Wherever the word "this" appears in the entries, copy the whole line.

• **DATASET ENTRIES**:
============================================================
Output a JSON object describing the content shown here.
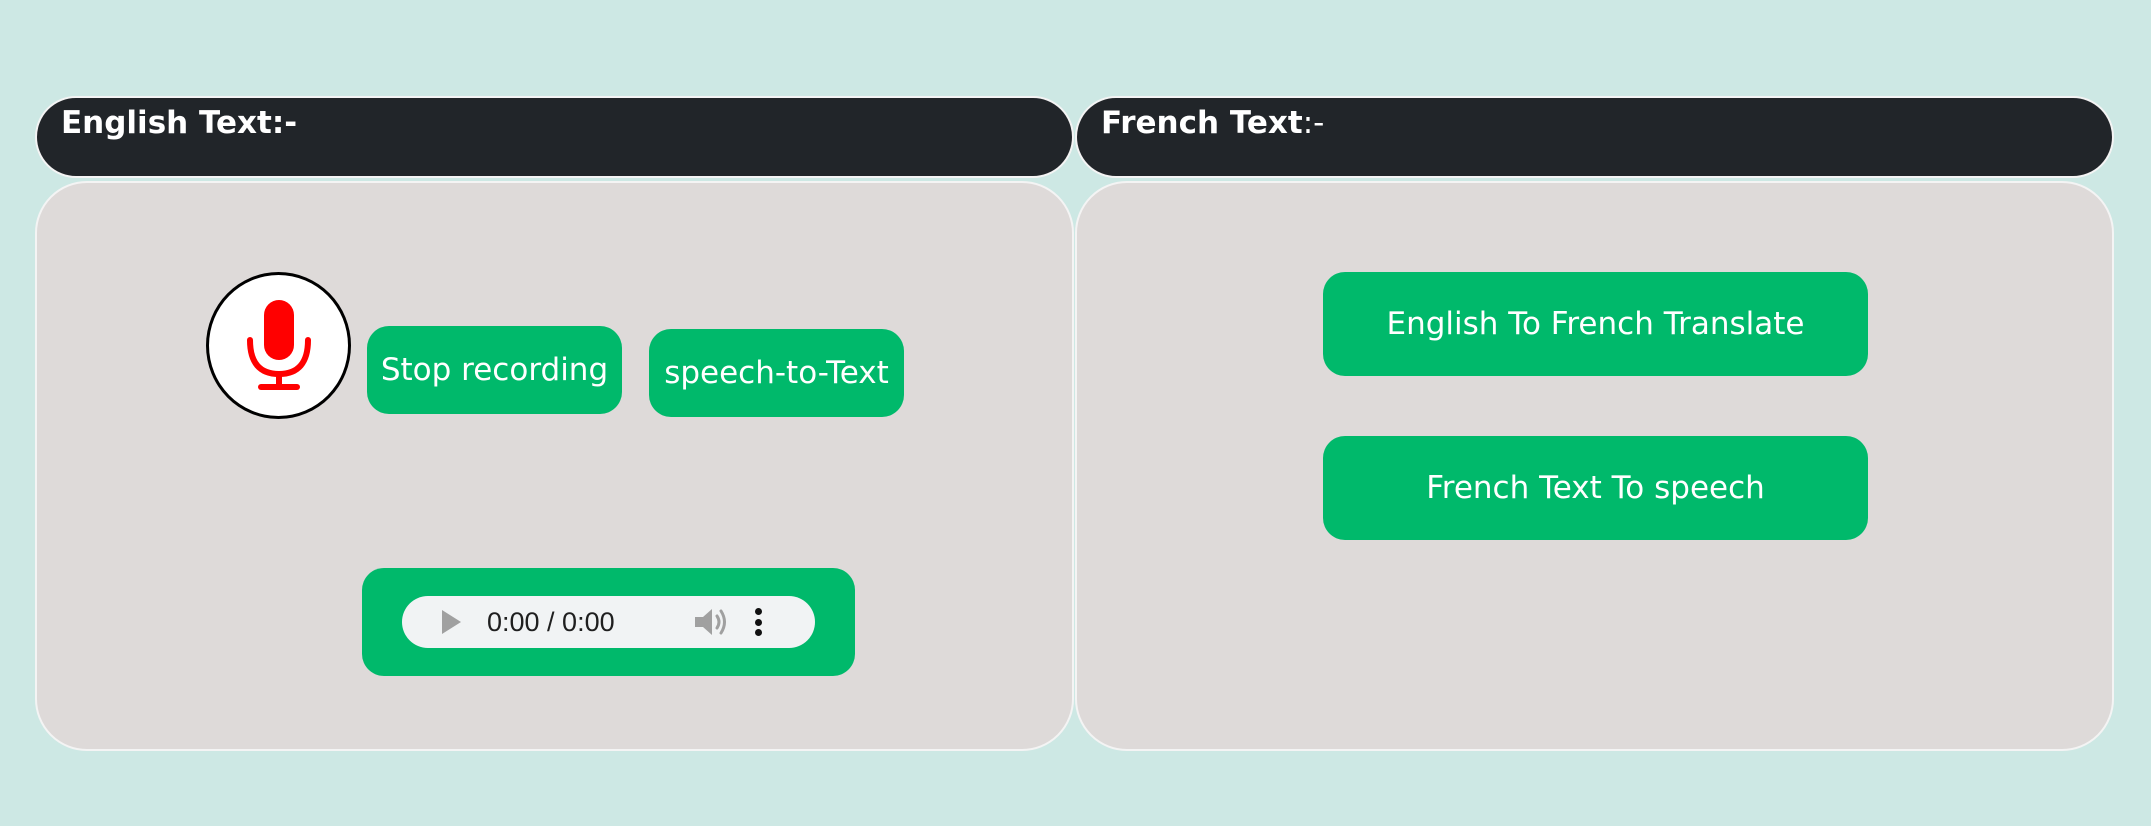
{
  "left_panel": {
    "header_title": "English Text",
    "header_suffix": ":-",
    "mic_icon": "microphone-icon",
    "stop_recording_label": "Stop recording",
    "speech_to_text_label": "speech-to-Text",
    "audio_player": {
      "time": "0:00 / 0:00",
      "play_icon": "play-icon",
      "volume_icon": "volume-icon",
      "menu_icon": "more-vertical-icon"
    }
  },
  "right_panel": {
    "header_title": "French Text",
    "header_suffix": ":-",
    "translate_label": "English To French Translate",
    "french_tts_label": "French Text To speech"
  },
  "colors": {
    "background": "#cde8e4",
    "header": "#212529",
    "panel": "#dedad9",
    "accent": "#00b96b",
    "mic": "#ff0000"
  }
}
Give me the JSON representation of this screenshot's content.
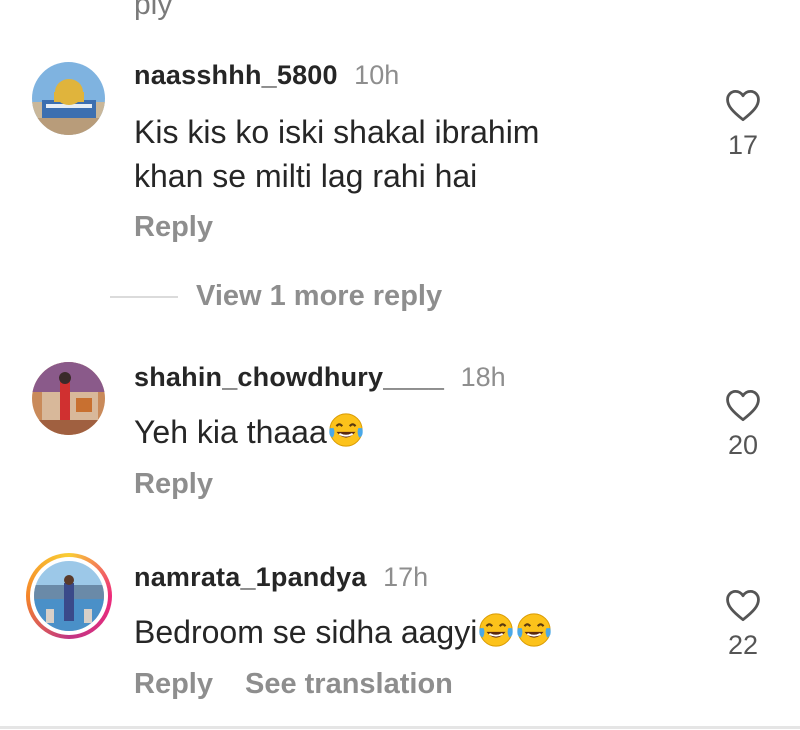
{
  "top_partial_text": "ply",
  "comments": [
    {
      "username": "naasshhh_5800",
      "time": "10h",
      "text_line1": "Kis kis ko iski shakal ibrahim",
      "text_line2": "khan se milti lag rahi hai",
      "reply_label": "Reply",
      "likes": "17"
    },
    {
      "username": "shahin_chowdhury____",
      "time": "18h",
      "text": "Yeh kia thaaa",
      "reply_label": "Reply",
      "likes": "20"
    },
    {
      "username": "namrata_1pandya",
      "time": "17h",
      "text": "Bedroom se sidha aagyi",
      "reply_label": "Reply",
      "translate_label": "See translation",
      "likes": "22"
    }
  ],
  "view_more_replies": "View 1 more reply",
  "icons": {
    "like": "heart-outline-icon",
    "emoji": "face-with-tears-of-joy"
  },
  "colors": {
    "muted": "#8e8e8e",
    "text": "#262626",
    "ring": "#ee2a7b"
  }
}
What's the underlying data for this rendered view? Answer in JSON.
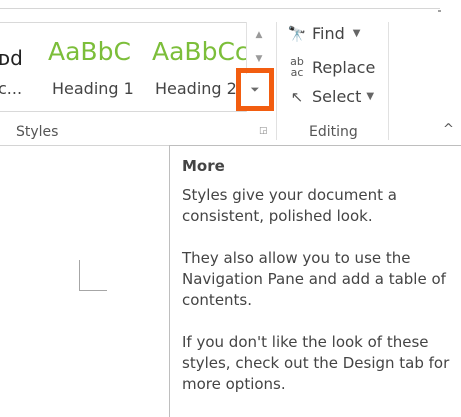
{
  "styles_gallery": {
    "items": [
      {
        "sample": "ᴅd",
        "label": "c..."
      },
      {
        "sample": "AaBbC",
        "label": "Heading 1"
      },
      {
        "sample": "AaBbCc",
        "label": "Heading 2"
      }
    ],
    "scroll_up_icon": "triangle-up-icon",
    "scroll_down_icon": "triangle-down-icon",
    "more_icon": "more-icon",
    "highlight_color": "#f25d10",
    "heading_color": "#7cbe3a"
  },
  "groups": {
    "styles_label": "Styles",
    "editing_label": "Editing"
  },
  "editing": {
    "find_label": "Find",
    "replace_label": "Replace",
    "select_label": "Select"
  },
  "tooltip": {
    "title": "More",
    "paragraphs": [
      "Styles give your document a\nconsistent, polished look.",
      "They also allow you to use the\nNavigation Pane and add a table of\ncontents.",
      "If you don't like the look of these\nstyles, check out the Design tab for\nmore options."
    ]
  }
}
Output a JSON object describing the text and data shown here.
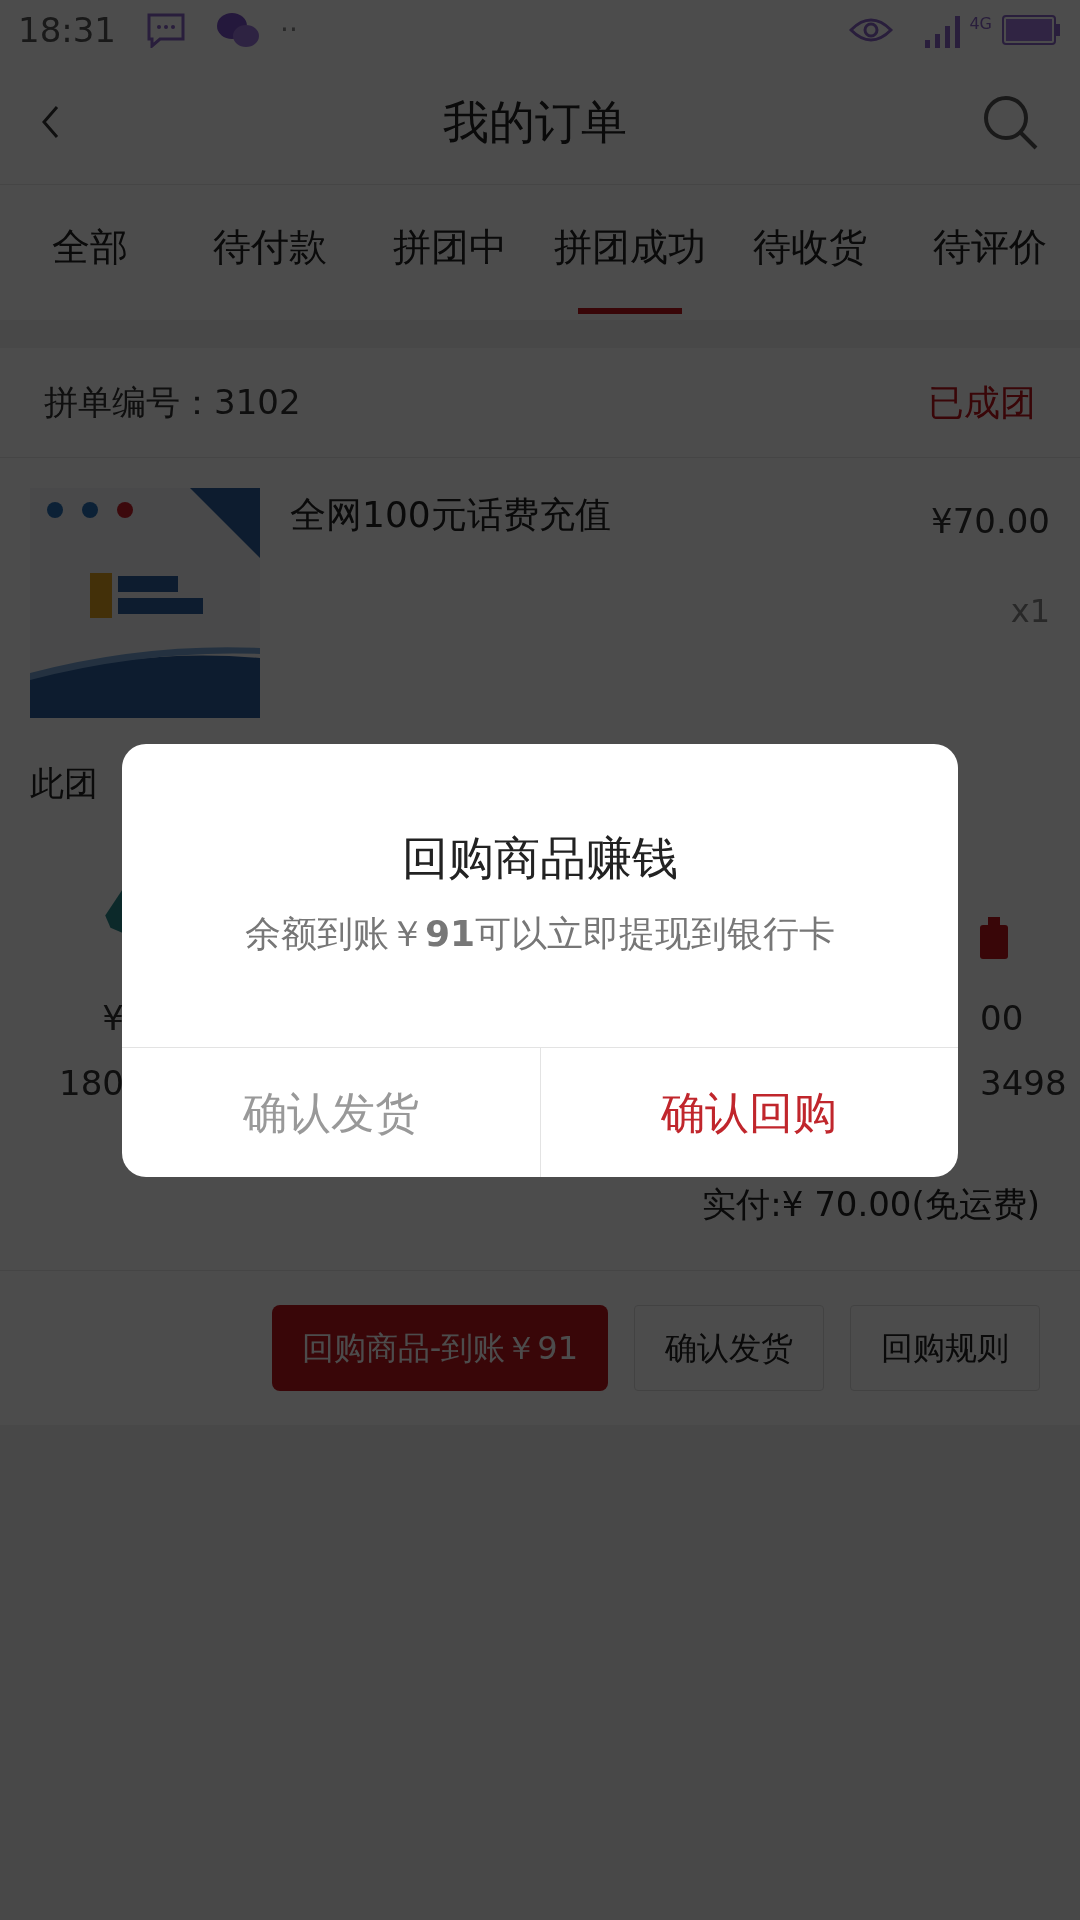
============================================================
• **FULL OUTPUT**:
Give me the JSON representation of this screenshot's content.
What's the underlying data for this rendered view? Answer in JSON.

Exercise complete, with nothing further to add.